--- begin Items ---

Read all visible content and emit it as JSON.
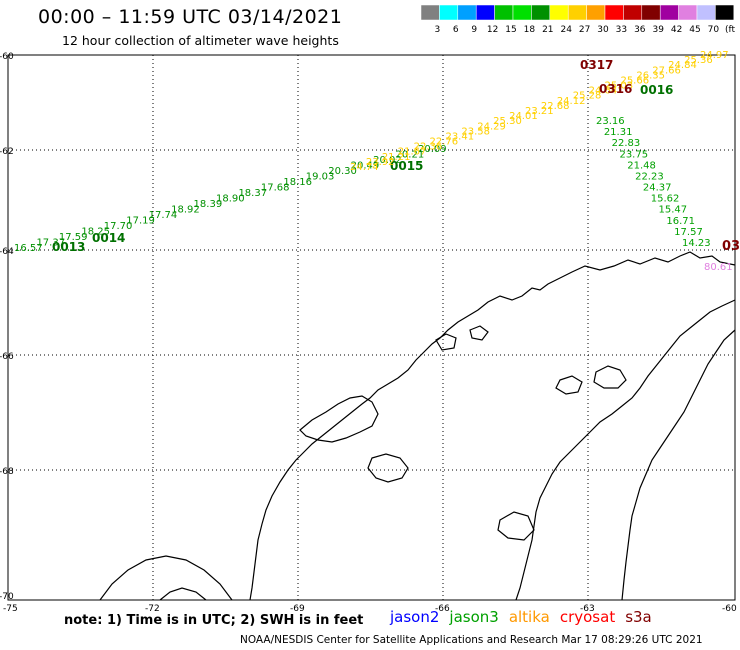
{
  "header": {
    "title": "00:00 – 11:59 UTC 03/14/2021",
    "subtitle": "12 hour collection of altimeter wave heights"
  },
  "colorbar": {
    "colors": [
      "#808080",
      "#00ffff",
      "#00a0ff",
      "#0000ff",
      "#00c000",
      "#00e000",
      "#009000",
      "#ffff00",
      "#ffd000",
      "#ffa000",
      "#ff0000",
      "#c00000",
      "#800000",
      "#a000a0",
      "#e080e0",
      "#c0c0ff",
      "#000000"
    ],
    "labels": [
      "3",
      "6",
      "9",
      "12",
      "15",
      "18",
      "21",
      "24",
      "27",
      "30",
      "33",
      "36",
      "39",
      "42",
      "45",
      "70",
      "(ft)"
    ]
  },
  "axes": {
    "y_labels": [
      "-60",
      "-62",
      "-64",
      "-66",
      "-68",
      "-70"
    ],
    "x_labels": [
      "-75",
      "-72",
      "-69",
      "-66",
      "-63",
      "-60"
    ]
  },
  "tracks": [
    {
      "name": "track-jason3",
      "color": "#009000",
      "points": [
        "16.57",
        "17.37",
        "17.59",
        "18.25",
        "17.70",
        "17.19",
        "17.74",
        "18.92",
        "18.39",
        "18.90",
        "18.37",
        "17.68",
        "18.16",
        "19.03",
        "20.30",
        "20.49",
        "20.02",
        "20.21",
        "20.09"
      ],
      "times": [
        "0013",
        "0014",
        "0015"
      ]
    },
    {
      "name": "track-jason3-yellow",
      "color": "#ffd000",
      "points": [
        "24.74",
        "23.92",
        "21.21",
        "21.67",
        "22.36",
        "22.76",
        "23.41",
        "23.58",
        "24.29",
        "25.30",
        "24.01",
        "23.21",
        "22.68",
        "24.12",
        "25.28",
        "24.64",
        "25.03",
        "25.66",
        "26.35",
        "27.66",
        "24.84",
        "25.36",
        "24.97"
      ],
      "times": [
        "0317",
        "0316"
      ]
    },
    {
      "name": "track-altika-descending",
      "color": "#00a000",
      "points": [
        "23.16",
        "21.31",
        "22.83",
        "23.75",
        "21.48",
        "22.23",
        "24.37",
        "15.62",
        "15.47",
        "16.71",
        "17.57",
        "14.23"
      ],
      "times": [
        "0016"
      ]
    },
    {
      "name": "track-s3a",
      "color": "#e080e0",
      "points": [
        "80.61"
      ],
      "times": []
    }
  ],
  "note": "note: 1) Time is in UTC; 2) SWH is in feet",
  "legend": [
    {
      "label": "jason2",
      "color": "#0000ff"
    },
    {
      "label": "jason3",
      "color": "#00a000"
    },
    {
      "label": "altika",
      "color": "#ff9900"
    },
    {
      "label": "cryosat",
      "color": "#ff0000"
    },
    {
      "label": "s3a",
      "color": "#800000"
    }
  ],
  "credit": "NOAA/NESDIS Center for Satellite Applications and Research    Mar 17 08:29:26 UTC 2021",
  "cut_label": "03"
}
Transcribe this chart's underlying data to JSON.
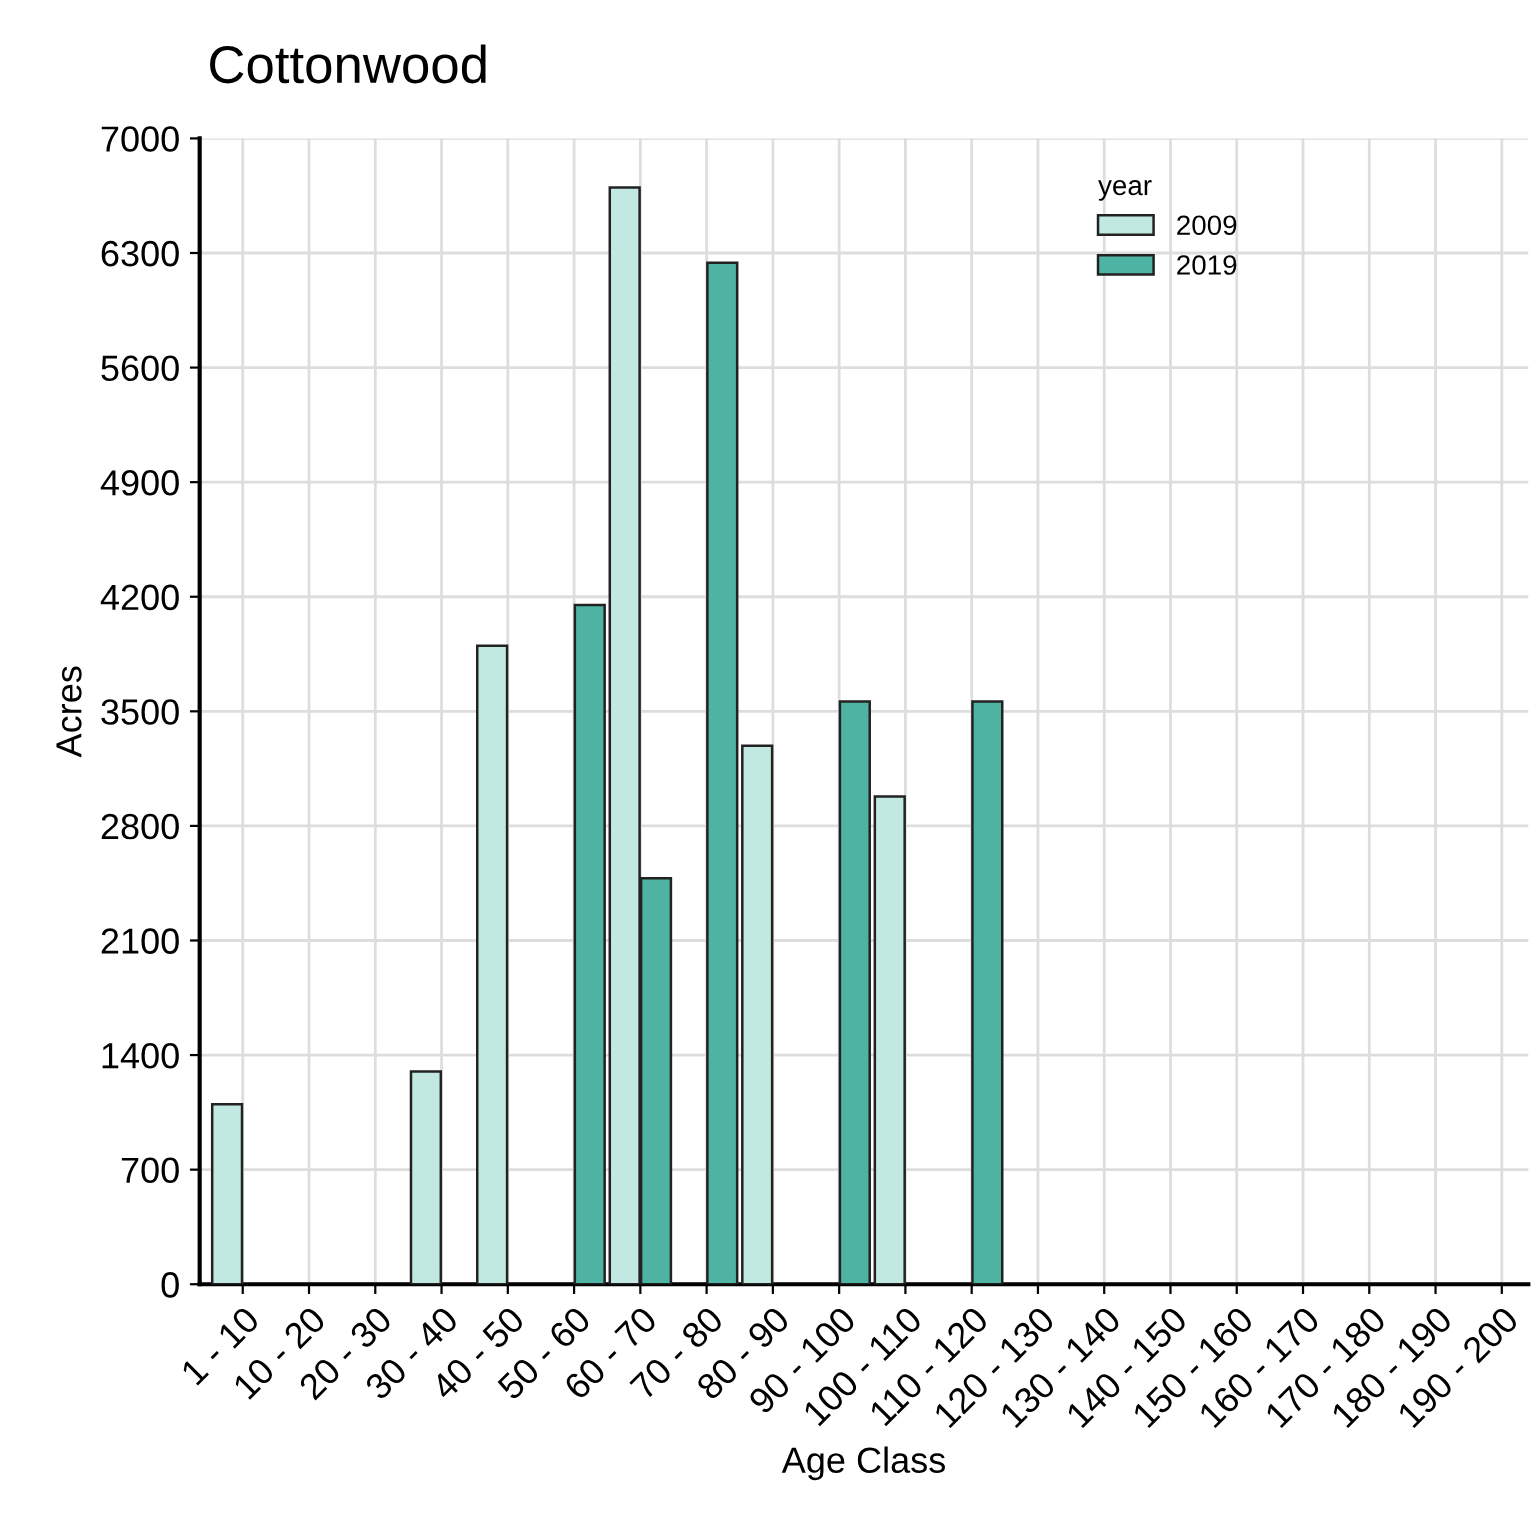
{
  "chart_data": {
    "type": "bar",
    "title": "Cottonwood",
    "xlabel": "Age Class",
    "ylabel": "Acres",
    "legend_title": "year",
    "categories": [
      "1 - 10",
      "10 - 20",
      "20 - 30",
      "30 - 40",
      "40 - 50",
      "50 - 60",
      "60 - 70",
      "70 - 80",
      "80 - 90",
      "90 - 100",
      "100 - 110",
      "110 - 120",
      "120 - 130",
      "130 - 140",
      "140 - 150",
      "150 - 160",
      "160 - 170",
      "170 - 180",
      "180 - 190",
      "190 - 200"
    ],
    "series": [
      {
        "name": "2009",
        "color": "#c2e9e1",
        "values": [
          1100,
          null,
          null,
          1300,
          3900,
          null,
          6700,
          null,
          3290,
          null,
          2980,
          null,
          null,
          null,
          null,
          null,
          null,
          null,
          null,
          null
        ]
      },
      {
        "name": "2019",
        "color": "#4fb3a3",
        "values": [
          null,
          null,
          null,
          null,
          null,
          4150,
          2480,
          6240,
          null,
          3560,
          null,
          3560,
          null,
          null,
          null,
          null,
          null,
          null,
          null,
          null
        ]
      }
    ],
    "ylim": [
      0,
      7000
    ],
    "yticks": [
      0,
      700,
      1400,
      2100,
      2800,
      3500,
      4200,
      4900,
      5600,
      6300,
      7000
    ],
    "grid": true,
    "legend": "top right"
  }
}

--- end Items ---

### Problem to solve:
Each line of the data should be quoted exactly, with pictures left out.

### Full answer:
Read all visible content and emit it as JSON.
{
  "header": {
    "title": "00:00 – 11:59 UTC 03/14/2021",
    "subtitle": "12 hour collection of altimeter wave heights"
  },
  "colorbar": {
    "colors": [
      "#808080",
      "#00ffff",
      "#00a0ff",
      "#0000ff",
      "#00c000",
      "#00e000",
      "#009000",
      "#ffff00",
      "#ffd000",
      "#ffa000",
      "#ff0000",
      "#c00000",
      "#800000",
      "#a000a0",
      "#e080e0",
      "#c0c0ff",
      "#000000"
    ],
    "labels": [
      "3",
      "6",
      "9",
      "12",
      "15",
      "18",
      "21",
      "24",
      "27",
      "30",
      "33",
      "36",
      "39",
      "42",
      "45",
      "70",
      "(ft)"
    ]
  },
  "axes": {
    "y_labels": [
      "-60",
      "-62",
      "-64",
      "-66",
      "-68",
      "-70"
    ],
    "x_labels": [
      "-75",
      "-72",
      "-69",
      "-66",
      "-63",
      "-60"
    ]
  },
  "tracks": [
    {
      "name": "track-jason3",
      "color": "#009000",
      "points": [
        "16.57",
        "17.37",
        "17.59",
        "18.25",
        "17.70",
        "17.19",
        "17.74",
        "18.92",
        "18.39",
        "18.90",
        "18.37",
        "17.68",
        "18.16",
        "19.03",
        "20.30",
        "20.49",
        "20.02",
        "20.21",
        "20.09"
      ],
      "times": [
        "0013",
        "0014",
        "0015"
      ]
    },
    {
      "name": "track-jason3-yellow",
      "color": "#ffd000",
      "points": [
        "24.74",
        "23.92",
        "21.21",
        "21.67",
        "22.36",
        "22.76",
        "23.41",
        "23.58",
        "24.29",
        "25.30",
        "24.01",
        "23.21",
        "22.68",
        "24.12",
        "25.28",
        "24.64",
        "25.03",
        "25.66",
        "26.35",
        "27.66",
        "24.84",
        "25.36",
        "24.97"
      ],
      "times": [
        "0317",
        "0316"
      ]
    },
    {
      "name": "track-altika-descending",
      "color": "#00a000",
      "points": [
        "23.16",
        "21.31",
        "22.83",
        "23.75",
        "21.48",
        "22.23",
        "24.37",
        "15.62",
        "15.47",
        "16.71",
        "17.57",
        "14.23"
      ],
      "times": [
        "0016"
      ]
    },
    {
      "name": "track-s3a",
      "color": "#e080e0",
      "points": [
        "80.61"
      ],
      "times": []
    }
  ],
  "note": "note: 1) Time is in UTC; 2) SWH is in feet",
  "legend": [
    {
      "label": "jason2",
      "color": "#0000ff"
    },
    {
      "label": "jason3",
      "color": "#00a000"
    },
    {
      "label": "altika",
      "color": "#ff9900"
    },
    {
      "label": "cryosat",
      "color": "#ff0000"
    },
    {
      "label": "s3a",
      "color": "#800000"
    }
  ],
  "credit": "NOAA/NESDIS Center for Satellite Applications and Research    Mar 17 08:29:26 UTC 2021",
  "cut_label": "03"
}
Transcribe this chart's underlying data to JSON.
{
  "chart_data": {
    "type": "bar",
    "title": "Cottonwood",
    "xlabel": "Age Class",
    "ylabel": "Acres",
    "legend_title": "year",
    "categories": [
      "1 - 10",
      "10 - 20",
      "20 - 30",
      "30 - 40",
      "40 - 50",
      "50 - 60",
      "60 - 70",
      "70 - 80",
      "80 - 90",
      "90 - 100",
      "100 - 110",
      "110 - 120",
      "120 - 130",
      "130 - 140",
      "140 - 150",
      "150 - 160",
      "160 - 170",
      "170 - 180",
      "180 - 190",
      "190 - 200"
    ],
    "series": [
      {
        "name": "2009",
        "color": "#c2e9e1",
        "values": [
          1100,
          null,
          null,
          1300,
          3900,
          null,
          6700,
          null,
          3290,
          null,
          2980,
          null,
          null,
          null,
          null,
          null,
          null,
          null,
          null,
          null
        ]
      },
      {
        "name": "2019",
        "color": "#4fb3a3",
        "values": [
          null,
          null,
          null,
          null,
          null,
          4150,
          2480,
          6240,
          null,
          3560,
          null,
          3560,
          null,
          null,
          null,
          null,
          null,
          null,
          null,
          null
        ]
      }
    ],
    "ylim": [
      0,
      7000
    ],
    "yticks": [
      0,
      700,
      1400,
      2100,
      2800,
      3500,
      4200,
      4900,
      5600,
      6300,
      7000
    ],
    "grid": true,
    "legend": "top right"
  }
}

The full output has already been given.